----- TASK DATA -----

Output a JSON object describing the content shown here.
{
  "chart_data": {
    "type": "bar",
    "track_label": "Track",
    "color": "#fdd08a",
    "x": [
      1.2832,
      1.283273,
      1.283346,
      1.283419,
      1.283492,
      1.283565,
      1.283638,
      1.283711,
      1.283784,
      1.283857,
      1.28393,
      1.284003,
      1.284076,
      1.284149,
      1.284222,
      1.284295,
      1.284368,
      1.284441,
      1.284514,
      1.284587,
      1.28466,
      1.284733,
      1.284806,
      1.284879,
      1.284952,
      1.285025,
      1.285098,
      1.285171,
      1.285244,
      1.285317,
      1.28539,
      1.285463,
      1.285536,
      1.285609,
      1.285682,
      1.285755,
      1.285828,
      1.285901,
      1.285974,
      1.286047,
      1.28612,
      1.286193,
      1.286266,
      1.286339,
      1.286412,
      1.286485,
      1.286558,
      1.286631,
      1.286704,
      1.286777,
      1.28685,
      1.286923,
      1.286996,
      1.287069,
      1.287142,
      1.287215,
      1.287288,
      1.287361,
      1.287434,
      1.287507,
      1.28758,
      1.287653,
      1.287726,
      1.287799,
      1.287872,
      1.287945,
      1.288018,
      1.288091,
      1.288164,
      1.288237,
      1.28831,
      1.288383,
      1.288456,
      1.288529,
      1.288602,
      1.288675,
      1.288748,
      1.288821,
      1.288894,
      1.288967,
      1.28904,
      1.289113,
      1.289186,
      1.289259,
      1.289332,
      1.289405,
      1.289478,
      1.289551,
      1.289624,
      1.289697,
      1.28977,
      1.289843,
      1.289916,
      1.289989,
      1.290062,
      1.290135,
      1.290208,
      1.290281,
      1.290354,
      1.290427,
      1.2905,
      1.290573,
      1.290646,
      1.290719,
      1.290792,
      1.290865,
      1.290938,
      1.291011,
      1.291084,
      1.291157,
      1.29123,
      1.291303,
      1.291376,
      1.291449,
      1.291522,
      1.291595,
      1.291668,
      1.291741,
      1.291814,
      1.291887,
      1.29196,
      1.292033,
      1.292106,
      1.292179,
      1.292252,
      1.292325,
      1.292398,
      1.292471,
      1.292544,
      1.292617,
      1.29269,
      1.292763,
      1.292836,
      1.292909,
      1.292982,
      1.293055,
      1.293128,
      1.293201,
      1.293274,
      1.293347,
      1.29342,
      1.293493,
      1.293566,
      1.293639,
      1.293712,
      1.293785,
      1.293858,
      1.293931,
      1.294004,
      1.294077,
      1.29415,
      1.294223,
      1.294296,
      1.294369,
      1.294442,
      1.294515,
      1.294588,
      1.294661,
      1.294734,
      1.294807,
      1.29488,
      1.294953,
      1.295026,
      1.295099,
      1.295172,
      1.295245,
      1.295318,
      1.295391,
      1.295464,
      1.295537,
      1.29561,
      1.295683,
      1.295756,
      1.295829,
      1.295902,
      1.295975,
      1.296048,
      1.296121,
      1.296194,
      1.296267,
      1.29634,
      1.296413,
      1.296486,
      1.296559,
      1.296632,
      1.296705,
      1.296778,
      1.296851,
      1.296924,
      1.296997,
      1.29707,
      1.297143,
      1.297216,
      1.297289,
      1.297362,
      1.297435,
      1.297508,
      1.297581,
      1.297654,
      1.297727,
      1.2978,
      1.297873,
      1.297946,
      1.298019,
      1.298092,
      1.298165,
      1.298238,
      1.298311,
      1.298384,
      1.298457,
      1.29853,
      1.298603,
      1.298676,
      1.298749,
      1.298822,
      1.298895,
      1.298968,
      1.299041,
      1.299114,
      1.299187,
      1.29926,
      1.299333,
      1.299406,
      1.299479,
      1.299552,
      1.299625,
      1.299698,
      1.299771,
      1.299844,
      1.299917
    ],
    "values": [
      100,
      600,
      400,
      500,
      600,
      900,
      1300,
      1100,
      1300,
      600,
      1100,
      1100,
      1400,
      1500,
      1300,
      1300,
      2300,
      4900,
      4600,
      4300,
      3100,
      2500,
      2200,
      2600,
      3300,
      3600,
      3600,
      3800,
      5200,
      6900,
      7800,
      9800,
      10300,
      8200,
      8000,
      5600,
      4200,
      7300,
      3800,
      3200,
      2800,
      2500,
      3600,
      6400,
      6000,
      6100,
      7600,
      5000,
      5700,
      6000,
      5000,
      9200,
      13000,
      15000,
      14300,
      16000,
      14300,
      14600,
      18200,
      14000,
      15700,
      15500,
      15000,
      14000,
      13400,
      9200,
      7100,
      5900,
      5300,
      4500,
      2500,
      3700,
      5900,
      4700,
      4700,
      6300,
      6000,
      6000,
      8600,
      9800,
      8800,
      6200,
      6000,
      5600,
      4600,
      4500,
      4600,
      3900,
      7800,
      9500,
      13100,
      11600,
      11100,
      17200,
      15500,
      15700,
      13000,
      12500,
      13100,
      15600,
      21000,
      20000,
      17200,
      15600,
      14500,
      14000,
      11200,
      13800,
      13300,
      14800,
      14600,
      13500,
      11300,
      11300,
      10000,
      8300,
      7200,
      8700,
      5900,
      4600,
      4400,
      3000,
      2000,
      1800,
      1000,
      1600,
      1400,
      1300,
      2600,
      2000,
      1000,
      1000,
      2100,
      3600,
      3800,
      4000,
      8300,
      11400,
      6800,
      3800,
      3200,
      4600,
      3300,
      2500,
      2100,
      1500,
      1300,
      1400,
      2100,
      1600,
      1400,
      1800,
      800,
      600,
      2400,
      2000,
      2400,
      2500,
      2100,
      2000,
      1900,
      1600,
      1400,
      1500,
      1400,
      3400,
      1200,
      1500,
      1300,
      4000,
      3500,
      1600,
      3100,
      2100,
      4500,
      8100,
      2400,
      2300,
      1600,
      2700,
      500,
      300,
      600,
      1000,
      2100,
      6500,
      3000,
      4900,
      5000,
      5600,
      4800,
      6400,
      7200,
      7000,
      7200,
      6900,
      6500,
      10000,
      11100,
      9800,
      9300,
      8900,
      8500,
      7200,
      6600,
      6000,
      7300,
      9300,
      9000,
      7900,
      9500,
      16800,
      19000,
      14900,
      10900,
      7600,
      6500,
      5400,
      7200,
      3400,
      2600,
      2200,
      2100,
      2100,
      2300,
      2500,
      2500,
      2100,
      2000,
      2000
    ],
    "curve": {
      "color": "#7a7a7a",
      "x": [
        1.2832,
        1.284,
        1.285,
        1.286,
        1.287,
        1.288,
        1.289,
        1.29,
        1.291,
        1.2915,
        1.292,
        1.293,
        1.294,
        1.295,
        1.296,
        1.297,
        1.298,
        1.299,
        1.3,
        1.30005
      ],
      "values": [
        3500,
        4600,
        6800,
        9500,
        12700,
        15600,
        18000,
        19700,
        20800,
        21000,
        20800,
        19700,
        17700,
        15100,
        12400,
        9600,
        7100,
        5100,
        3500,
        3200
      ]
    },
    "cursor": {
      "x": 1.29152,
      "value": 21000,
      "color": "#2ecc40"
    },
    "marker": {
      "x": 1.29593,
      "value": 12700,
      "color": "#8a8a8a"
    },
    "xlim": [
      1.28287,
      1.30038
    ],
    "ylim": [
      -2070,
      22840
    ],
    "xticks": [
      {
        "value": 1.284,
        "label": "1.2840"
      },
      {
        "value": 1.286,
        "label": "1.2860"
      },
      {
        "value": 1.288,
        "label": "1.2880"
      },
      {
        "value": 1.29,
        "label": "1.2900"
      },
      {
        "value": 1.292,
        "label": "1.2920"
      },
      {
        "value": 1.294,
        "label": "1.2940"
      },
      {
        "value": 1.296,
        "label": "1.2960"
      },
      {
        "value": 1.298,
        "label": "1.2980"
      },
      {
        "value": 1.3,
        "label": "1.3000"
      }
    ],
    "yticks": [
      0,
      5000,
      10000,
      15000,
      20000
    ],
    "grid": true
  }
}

-----

• GIVEN PROBLEM:
Filter lines by "color" and return each hit.

• WORKED ANSWER:
    "color": "#fdd08a",
      "color": "#7a7a7a",
      "color": "#2ecc40"
      "color": "#8a8a8a"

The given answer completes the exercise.